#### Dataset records
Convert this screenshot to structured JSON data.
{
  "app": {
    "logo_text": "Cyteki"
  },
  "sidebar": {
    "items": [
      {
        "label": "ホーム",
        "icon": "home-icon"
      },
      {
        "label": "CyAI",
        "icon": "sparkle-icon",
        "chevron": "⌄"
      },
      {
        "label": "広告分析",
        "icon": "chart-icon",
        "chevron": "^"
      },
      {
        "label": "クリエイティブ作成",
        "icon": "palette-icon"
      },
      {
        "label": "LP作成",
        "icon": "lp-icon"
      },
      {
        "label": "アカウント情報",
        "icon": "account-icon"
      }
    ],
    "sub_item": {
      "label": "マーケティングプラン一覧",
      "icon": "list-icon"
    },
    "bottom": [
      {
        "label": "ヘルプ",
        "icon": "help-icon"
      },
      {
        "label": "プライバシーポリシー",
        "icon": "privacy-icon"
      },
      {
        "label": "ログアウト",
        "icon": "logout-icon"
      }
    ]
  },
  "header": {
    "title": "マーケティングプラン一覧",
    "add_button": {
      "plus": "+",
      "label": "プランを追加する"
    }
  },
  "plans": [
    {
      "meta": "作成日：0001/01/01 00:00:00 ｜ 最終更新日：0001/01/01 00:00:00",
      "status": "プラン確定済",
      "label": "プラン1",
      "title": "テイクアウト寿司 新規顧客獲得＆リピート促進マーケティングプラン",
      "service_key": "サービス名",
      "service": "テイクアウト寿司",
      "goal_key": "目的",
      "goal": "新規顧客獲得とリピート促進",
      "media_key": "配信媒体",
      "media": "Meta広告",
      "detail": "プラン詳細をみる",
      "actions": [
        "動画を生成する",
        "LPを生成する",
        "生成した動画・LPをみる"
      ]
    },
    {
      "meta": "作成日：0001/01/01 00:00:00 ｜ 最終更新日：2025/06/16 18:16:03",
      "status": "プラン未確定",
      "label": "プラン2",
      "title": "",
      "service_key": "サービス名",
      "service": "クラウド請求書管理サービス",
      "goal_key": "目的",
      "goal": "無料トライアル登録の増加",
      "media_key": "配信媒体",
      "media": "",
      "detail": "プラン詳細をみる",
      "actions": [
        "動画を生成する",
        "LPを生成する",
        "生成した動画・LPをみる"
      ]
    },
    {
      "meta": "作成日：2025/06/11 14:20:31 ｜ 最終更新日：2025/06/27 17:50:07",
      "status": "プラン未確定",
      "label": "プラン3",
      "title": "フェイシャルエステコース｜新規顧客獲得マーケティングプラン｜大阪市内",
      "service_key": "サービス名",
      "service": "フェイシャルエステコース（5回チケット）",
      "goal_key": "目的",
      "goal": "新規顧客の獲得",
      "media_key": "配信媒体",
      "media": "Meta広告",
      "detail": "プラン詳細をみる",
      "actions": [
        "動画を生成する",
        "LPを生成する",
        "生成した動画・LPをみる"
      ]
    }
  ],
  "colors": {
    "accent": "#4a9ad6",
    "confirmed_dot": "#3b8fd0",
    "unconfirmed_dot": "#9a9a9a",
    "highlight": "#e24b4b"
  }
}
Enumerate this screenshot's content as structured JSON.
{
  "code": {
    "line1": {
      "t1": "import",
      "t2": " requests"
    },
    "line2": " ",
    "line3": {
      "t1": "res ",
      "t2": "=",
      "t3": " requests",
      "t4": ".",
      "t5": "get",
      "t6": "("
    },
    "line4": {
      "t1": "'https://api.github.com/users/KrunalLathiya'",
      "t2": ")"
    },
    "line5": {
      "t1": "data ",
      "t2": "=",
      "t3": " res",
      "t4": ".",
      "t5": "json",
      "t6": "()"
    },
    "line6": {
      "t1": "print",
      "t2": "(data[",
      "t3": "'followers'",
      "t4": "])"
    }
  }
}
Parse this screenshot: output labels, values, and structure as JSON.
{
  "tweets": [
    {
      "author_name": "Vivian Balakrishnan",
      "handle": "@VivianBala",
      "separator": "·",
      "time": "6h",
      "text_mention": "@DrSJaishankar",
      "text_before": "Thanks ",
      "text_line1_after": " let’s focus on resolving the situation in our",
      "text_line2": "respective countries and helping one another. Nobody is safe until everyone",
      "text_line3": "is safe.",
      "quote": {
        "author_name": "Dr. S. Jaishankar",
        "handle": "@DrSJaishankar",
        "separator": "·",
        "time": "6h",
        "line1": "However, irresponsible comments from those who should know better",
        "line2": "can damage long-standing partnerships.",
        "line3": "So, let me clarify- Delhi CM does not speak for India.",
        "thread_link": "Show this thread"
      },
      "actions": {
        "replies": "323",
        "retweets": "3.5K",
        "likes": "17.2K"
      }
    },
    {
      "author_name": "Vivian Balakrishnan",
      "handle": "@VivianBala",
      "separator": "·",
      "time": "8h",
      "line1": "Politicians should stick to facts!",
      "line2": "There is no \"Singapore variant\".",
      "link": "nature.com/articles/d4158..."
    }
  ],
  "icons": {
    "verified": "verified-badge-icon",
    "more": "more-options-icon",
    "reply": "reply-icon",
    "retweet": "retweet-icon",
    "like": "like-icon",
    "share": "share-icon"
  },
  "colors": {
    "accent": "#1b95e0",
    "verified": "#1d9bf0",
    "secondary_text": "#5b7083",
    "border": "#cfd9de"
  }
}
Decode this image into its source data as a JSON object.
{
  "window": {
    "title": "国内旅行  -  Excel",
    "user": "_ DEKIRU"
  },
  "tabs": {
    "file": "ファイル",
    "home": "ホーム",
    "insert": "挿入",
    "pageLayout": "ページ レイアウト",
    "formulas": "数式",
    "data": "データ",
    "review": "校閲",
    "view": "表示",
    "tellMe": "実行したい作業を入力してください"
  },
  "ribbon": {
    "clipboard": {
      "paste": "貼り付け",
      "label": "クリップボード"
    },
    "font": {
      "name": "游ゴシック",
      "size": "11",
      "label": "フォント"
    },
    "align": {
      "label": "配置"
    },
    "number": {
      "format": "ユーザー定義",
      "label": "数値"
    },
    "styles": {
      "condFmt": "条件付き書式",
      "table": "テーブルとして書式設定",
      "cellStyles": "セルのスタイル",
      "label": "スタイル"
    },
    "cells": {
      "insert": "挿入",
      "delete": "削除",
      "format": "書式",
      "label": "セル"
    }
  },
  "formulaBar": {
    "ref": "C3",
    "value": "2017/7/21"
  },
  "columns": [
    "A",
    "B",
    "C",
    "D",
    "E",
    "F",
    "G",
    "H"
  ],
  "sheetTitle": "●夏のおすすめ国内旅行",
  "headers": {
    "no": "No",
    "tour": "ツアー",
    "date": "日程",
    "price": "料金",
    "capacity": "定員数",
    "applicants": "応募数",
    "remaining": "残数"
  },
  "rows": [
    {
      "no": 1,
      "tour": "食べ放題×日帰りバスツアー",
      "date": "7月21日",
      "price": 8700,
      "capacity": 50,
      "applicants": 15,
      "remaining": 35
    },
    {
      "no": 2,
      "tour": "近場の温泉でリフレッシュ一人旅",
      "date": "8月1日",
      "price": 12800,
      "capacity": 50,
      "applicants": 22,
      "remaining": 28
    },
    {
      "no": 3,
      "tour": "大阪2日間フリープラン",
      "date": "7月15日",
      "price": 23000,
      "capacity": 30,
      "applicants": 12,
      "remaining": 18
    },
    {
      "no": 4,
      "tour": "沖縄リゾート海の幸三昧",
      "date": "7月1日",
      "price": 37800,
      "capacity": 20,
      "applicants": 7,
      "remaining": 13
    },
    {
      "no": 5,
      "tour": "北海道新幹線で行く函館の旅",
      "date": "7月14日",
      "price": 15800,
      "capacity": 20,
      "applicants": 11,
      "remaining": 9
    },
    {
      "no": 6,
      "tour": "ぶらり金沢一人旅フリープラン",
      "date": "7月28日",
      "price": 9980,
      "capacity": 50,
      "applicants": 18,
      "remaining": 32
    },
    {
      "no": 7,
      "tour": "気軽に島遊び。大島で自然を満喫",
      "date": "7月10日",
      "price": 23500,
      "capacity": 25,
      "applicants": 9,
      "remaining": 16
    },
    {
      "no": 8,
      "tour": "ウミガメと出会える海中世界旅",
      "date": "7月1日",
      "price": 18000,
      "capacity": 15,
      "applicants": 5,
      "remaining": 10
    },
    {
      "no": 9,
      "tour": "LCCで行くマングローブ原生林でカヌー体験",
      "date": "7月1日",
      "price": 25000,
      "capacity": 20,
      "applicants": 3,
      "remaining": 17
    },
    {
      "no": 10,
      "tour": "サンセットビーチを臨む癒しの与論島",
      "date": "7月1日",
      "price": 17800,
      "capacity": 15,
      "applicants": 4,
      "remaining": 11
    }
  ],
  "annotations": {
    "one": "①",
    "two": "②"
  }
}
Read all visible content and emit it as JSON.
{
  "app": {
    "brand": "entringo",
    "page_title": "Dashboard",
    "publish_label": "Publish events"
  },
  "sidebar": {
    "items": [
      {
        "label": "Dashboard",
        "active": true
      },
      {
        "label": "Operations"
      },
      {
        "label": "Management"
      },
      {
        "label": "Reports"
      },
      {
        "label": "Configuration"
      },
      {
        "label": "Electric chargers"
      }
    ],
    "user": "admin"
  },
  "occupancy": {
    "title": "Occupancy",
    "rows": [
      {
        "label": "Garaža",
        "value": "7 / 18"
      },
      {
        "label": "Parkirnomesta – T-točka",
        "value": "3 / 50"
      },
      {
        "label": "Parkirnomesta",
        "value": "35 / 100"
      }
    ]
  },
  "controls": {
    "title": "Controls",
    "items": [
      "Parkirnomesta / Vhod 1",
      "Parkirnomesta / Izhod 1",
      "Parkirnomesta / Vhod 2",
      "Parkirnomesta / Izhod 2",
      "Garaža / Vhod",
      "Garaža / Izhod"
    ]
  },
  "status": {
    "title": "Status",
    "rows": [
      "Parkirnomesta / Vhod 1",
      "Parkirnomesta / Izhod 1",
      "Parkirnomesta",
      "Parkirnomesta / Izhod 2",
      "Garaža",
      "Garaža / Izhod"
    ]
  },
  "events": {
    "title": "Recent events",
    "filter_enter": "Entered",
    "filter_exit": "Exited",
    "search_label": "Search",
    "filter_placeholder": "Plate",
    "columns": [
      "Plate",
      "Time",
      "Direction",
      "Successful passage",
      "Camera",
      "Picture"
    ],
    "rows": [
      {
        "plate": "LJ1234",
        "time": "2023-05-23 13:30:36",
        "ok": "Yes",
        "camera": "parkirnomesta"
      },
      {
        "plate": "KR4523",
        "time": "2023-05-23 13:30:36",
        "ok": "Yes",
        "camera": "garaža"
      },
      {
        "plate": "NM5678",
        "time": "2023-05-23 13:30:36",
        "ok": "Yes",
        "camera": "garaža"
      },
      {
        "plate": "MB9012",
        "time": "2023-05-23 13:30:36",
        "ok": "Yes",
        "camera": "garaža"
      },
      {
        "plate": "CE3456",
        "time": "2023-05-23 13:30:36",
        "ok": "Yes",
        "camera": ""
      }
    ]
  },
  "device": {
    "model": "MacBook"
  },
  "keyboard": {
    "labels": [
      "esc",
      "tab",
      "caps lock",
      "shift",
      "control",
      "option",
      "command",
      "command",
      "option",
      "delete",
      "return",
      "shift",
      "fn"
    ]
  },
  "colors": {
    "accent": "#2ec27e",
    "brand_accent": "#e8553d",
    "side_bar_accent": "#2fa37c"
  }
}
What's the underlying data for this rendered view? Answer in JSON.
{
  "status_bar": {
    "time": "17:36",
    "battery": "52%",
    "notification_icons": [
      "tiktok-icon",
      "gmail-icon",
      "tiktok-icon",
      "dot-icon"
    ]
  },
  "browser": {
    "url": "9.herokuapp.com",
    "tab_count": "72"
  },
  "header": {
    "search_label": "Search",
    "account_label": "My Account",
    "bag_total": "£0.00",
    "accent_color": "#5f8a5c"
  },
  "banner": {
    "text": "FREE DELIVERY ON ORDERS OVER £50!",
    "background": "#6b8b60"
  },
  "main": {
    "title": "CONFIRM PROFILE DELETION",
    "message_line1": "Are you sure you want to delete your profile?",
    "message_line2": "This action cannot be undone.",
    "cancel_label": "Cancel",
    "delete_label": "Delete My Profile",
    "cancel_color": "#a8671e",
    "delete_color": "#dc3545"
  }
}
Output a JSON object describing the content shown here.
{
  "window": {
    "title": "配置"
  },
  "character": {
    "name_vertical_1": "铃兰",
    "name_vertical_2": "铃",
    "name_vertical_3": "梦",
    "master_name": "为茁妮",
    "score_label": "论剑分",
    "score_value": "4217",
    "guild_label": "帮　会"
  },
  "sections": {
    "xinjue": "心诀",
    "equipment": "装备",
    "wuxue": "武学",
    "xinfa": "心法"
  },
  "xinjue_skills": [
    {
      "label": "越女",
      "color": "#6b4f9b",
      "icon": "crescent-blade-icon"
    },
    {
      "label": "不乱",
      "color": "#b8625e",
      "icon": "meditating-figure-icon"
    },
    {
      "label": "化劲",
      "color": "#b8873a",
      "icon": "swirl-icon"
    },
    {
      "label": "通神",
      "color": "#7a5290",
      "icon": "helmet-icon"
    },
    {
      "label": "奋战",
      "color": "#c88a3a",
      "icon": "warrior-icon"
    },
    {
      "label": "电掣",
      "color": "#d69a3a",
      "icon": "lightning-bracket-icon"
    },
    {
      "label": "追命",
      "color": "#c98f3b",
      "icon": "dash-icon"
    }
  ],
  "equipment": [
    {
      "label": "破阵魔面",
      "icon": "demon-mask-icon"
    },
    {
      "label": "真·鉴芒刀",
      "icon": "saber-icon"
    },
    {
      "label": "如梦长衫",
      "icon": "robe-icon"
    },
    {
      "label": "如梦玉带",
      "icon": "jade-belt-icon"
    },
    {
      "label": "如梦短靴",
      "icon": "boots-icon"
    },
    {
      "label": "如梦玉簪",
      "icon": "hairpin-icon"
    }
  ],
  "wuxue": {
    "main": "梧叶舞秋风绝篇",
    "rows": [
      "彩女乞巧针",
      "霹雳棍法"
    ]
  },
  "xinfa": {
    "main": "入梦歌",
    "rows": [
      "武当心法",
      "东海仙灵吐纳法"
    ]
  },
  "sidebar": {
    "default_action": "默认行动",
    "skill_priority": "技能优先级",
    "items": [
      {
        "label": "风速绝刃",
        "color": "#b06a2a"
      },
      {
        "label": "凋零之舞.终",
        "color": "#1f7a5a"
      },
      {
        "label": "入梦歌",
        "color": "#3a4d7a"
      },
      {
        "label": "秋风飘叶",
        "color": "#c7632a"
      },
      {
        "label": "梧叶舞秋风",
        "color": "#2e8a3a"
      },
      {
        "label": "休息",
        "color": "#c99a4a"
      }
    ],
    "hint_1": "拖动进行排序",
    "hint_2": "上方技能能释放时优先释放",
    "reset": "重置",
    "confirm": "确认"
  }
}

#### Description of the task
Go through the listing above and locate each line that holds the word "should". Copy those lines.

#### Task output
        "line1": "However, irresponsible comments from those who should know better",
      "line1": "Politicians should stick to facts!",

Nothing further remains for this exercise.